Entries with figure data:
---*---

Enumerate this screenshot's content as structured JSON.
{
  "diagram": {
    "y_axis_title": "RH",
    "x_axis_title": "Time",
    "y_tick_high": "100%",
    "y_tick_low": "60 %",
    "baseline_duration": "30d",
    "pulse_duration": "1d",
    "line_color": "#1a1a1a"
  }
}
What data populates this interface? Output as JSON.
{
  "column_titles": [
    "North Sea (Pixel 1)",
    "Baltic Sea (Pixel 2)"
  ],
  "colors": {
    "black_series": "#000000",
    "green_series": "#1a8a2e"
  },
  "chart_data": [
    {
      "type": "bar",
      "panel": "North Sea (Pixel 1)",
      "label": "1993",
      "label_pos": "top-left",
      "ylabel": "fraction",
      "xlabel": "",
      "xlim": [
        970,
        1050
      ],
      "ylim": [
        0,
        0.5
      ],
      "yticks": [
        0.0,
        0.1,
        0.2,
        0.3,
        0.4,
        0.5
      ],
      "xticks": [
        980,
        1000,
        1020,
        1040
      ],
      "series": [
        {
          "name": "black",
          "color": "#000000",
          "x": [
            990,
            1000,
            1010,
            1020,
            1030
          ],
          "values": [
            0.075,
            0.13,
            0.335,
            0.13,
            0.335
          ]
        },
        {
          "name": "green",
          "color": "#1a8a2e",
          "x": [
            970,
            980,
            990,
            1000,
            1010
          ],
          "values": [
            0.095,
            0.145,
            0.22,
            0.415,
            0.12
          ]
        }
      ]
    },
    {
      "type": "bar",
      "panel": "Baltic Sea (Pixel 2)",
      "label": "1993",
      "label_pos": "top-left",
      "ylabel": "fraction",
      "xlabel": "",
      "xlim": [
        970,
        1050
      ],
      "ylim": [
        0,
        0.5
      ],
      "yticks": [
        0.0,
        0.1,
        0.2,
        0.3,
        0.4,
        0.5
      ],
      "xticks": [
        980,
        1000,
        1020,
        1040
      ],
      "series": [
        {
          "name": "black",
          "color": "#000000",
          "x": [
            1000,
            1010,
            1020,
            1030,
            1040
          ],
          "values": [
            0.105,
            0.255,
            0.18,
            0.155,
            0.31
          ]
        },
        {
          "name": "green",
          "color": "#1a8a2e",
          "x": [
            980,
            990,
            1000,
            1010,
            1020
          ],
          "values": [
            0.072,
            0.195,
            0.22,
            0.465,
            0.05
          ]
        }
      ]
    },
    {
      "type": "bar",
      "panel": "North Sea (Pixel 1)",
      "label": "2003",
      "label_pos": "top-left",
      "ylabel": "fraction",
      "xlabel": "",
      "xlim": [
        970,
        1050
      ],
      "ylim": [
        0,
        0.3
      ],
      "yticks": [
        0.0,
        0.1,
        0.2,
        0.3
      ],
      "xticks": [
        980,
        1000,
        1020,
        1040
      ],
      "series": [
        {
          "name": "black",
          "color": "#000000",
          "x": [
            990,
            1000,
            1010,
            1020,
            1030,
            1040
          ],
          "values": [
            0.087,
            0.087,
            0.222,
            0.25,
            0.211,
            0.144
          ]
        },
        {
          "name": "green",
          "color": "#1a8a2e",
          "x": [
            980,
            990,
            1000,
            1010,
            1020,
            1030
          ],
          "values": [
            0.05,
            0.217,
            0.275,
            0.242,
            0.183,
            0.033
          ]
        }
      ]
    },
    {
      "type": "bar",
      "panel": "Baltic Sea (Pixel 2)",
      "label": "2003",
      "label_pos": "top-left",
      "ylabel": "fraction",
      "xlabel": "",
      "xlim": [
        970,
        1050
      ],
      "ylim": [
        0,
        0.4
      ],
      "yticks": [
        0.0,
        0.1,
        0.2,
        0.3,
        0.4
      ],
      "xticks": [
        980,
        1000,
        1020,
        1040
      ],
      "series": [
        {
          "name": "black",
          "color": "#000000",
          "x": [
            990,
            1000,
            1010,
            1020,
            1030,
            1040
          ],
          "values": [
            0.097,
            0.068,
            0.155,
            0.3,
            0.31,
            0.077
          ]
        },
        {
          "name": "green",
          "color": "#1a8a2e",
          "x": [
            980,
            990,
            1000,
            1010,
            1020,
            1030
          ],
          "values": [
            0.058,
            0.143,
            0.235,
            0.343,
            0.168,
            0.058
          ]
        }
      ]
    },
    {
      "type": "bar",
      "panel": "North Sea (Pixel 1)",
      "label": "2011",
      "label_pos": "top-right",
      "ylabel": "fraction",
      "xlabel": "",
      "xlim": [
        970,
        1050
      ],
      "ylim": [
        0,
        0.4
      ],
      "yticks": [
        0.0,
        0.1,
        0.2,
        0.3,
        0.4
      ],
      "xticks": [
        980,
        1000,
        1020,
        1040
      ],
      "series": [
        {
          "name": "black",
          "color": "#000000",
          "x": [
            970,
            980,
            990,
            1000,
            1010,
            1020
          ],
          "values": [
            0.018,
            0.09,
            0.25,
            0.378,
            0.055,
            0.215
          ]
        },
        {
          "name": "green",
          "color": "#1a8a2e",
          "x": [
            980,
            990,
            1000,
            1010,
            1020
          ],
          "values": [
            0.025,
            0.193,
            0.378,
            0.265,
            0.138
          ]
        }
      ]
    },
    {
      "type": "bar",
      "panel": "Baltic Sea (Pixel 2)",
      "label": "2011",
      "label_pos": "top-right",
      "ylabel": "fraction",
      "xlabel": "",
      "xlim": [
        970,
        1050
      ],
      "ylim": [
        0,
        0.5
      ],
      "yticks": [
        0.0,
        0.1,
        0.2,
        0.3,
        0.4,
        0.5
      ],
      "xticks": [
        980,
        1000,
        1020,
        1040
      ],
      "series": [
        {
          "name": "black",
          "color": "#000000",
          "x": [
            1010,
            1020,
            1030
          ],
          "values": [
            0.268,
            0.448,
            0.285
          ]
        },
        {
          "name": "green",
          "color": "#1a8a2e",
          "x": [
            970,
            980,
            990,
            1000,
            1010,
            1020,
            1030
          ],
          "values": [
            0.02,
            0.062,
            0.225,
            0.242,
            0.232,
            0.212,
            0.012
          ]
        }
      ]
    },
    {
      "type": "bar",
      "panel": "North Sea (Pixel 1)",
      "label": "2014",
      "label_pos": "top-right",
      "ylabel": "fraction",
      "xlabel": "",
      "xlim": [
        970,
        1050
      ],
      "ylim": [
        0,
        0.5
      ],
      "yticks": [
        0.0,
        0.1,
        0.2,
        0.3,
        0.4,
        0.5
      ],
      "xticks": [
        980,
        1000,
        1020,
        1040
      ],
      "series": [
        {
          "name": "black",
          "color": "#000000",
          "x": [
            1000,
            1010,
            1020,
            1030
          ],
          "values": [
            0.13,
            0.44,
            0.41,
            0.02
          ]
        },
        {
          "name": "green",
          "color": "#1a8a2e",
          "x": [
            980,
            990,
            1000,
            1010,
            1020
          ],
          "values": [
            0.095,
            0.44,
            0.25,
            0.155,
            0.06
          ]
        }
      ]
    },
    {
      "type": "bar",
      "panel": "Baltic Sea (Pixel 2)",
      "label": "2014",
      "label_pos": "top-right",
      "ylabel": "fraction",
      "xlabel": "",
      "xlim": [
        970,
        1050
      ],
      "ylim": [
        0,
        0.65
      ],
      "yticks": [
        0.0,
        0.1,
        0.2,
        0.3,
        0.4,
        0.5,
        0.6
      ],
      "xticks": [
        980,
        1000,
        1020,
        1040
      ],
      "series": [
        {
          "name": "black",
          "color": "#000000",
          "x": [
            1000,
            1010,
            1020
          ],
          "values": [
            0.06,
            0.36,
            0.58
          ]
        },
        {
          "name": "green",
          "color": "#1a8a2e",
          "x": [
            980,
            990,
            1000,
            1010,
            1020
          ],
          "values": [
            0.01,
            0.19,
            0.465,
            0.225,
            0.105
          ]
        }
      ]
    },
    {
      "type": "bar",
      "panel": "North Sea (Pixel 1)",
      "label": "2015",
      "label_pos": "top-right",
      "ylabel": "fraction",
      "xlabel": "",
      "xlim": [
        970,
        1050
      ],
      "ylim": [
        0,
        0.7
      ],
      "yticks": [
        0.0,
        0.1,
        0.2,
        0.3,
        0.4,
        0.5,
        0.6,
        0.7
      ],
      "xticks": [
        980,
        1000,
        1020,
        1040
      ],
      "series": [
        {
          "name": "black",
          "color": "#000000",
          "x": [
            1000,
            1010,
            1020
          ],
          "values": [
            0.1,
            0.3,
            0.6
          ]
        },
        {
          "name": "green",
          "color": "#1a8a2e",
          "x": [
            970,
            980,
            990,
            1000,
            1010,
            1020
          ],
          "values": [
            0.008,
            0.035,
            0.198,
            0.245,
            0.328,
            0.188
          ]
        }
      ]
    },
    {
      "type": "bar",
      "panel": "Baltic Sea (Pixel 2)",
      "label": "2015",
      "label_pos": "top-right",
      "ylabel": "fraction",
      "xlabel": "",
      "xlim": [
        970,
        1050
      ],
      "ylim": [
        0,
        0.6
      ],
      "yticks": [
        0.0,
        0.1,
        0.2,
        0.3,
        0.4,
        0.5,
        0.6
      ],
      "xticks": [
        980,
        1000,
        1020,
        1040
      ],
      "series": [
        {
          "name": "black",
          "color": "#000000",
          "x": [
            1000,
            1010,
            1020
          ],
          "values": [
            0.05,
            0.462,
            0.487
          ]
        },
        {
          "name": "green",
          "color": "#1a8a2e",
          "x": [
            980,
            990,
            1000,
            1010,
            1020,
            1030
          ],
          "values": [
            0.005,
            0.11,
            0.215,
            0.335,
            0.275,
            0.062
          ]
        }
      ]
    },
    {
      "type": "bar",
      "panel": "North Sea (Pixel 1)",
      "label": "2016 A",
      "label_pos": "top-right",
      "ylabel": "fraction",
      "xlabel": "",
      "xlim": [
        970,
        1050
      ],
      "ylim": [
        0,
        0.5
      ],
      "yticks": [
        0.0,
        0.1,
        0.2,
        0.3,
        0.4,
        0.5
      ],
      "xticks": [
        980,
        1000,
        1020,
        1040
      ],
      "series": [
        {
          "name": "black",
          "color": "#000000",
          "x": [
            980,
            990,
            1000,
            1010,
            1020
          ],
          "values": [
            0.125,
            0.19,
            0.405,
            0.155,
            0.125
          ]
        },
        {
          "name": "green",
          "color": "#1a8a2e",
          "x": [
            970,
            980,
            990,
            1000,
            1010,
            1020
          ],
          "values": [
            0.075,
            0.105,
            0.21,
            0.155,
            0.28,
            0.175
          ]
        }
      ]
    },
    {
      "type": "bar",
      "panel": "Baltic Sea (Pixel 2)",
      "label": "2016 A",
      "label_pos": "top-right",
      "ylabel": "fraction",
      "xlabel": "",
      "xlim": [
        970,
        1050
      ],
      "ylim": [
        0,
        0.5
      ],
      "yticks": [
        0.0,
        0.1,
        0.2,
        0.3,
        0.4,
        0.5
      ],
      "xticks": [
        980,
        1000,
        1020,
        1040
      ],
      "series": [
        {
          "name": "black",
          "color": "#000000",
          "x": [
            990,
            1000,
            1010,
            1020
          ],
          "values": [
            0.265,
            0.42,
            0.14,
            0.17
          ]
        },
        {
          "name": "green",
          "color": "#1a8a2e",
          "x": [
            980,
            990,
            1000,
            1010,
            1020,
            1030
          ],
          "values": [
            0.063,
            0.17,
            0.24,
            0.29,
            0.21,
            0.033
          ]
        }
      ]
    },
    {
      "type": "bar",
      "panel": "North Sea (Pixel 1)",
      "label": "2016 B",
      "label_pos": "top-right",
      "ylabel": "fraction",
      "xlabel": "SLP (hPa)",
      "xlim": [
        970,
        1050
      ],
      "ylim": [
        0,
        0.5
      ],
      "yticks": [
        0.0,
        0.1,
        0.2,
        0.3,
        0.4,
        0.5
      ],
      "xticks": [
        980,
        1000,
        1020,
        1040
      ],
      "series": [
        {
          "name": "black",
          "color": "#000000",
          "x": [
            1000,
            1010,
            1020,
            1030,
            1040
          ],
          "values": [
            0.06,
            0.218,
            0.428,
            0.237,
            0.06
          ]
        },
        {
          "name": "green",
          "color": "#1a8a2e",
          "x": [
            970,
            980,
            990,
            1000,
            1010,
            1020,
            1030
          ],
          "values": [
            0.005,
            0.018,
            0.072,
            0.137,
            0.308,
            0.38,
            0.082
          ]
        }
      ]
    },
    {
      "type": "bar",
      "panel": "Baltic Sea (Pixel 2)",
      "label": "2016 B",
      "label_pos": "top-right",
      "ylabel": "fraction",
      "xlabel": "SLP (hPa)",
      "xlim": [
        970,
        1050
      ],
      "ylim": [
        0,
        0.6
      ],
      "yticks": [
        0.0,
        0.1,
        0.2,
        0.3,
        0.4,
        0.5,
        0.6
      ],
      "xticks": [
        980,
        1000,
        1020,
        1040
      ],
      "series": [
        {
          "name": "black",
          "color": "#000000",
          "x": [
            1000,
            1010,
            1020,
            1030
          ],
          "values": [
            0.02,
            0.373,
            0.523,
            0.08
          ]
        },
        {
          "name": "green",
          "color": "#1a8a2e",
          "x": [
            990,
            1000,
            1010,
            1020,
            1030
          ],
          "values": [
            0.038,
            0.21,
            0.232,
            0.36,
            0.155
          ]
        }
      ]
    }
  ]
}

---*---

#### TASK:
From the entries above, copy every line that holds the word "JSON".

#### EXERCISE RESPONSE:
Enumerate this screenshot's content as structured JSON.
What data populates this interface? Output as JSON.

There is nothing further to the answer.